GIVEN PROBLEM
Pull out every line below containing the word "this".

--- START OF INFORMATION SHOWN ---

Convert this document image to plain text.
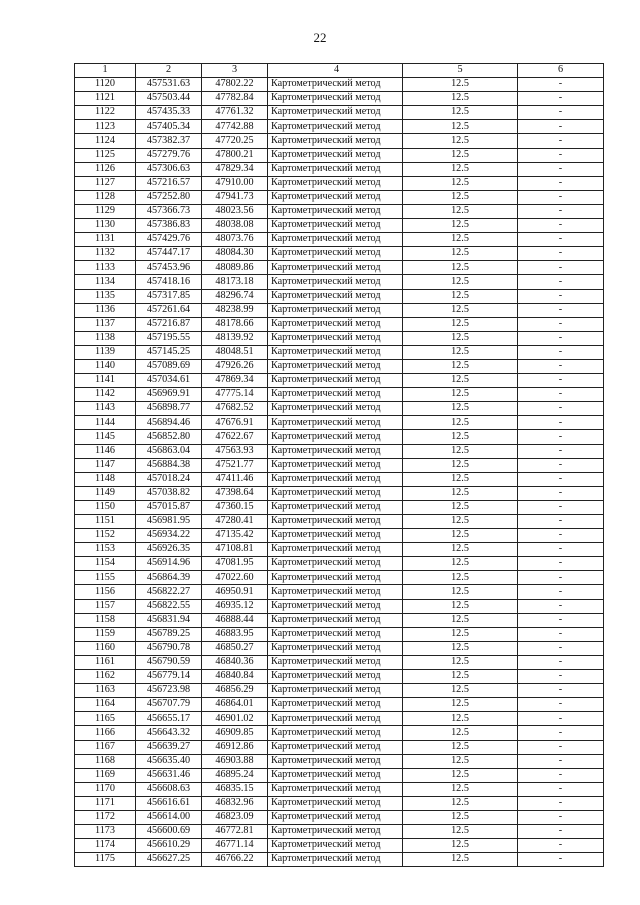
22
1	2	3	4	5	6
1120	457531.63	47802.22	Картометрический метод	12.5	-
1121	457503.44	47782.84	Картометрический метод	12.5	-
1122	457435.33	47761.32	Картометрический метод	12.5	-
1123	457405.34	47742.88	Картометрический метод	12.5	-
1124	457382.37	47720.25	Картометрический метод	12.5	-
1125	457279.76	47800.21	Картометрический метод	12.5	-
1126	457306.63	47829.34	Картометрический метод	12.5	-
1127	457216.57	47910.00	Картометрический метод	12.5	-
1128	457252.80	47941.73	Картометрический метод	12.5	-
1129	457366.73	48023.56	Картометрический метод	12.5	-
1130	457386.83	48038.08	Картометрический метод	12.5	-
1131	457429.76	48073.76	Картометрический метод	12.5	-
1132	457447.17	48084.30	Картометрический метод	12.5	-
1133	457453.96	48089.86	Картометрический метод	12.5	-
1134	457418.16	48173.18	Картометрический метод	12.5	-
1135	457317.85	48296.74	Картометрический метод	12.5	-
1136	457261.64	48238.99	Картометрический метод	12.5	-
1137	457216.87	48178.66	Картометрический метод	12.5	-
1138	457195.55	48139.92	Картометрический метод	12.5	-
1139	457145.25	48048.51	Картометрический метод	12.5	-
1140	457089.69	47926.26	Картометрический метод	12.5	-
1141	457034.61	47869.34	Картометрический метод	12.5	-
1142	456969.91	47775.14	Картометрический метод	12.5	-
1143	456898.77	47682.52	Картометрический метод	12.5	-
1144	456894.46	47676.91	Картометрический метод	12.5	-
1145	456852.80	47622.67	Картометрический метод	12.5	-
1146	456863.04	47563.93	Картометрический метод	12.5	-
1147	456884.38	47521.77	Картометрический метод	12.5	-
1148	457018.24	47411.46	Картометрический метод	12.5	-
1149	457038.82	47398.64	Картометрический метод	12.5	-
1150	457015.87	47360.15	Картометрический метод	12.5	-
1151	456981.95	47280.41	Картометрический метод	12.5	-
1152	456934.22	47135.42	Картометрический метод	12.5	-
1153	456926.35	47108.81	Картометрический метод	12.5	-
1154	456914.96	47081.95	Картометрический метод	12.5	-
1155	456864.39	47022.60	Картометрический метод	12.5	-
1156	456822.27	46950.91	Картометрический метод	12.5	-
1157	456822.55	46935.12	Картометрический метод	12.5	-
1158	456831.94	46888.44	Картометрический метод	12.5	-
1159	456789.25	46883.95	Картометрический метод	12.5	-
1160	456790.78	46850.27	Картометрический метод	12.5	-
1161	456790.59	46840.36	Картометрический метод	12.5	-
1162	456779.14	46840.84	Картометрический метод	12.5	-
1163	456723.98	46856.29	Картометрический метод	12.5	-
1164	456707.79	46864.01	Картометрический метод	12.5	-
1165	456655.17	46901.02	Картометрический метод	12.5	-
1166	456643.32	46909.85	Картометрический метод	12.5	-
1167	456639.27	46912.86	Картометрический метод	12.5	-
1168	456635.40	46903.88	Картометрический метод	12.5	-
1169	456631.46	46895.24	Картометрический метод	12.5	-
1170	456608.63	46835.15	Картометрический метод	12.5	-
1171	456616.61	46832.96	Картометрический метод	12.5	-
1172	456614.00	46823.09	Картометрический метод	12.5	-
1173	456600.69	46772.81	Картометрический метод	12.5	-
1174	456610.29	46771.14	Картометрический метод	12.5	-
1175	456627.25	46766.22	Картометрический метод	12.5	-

--- END OF INFORMATION SHOWN ---
--- START OF INFORMATION SHOWN ---

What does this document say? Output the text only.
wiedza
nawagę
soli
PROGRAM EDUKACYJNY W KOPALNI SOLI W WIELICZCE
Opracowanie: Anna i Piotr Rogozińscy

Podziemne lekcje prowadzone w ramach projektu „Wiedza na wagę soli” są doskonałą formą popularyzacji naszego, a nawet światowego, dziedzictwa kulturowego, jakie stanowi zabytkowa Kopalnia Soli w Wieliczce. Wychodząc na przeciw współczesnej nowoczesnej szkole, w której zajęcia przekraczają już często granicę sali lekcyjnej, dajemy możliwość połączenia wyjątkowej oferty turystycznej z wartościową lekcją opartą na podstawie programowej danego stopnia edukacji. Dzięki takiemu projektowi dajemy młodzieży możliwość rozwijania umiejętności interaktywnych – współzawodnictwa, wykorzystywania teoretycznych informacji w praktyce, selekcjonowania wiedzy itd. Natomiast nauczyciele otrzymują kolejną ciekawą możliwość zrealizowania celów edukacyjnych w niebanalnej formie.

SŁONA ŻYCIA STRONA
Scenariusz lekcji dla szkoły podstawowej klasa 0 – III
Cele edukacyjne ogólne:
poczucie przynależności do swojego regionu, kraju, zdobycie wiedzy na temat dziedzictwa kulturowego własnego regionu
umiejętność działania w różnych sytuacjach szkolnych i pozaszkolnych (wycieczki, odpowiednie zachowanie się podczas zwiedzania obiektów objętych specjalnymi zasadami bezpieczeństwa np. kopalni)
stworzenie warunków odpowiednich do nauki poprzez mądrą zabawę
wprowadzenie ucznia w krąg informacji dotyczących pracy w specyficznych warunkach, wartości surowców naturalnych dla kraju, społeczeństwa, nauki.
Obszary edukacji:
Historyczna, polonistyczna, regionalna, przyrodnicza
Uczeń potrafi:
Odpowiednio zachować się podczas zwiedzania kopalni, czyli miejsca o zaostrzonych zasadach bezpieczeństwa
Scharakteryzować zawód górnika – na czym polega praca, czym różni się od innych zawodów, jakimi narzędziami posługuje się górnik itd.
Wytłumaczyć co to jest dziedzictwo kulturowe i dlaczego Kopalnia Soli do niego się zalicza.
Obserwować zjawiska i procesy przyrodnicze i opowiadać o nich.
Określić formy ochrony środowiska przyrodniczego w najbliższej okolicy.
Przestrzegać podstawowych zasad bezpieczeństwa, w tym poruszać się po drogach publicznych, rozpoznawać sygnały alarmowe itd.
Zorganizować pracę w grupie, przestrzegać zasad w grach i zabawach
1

--- END OF INFORMATION SHOWN ---
--- START OF INFORMATION SHOWN ---

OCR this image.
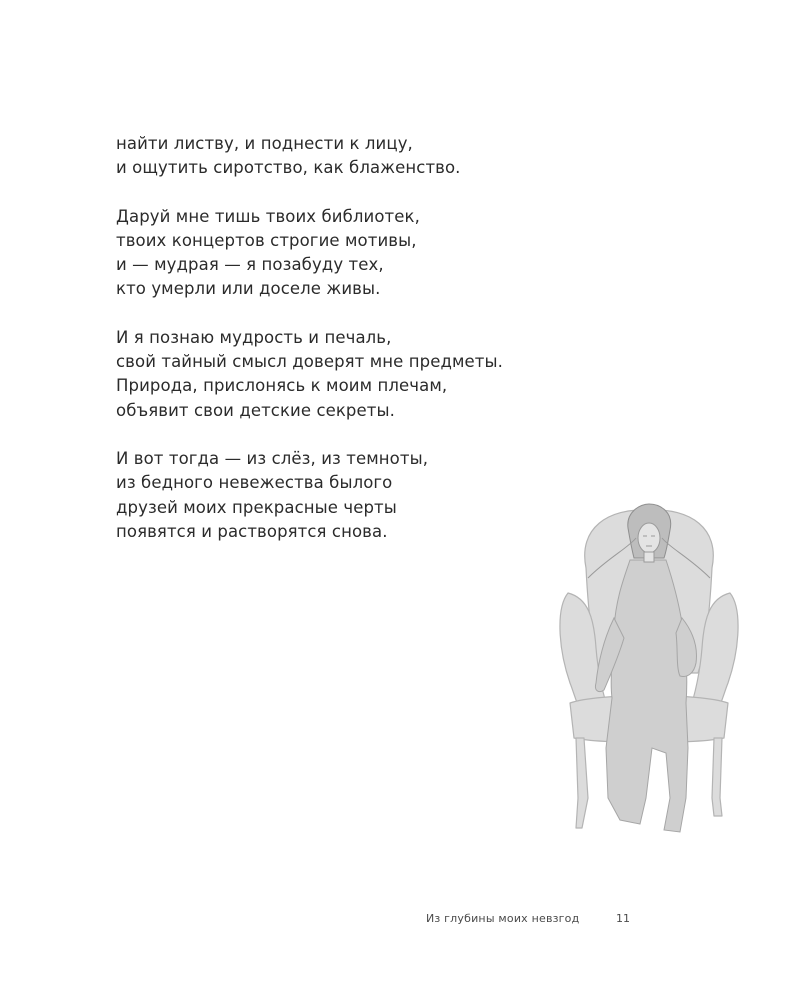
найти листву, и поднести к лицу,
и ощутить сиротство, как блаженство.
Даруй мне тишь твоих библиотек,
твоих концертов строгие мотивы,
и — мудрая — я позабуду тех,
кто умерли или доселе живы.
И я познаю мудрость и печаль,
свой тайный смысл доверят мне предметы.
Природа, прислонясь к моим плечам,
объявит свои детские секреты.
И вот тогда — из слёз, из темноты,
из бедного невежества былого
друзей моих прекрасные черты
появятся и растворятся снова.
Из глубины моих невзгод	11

--- END OF INFORMATION SHOWN ---

RESPONSE TO THE TASK
Convert this document image to plain text.
What does this document say? Output the text only.
OCR this image.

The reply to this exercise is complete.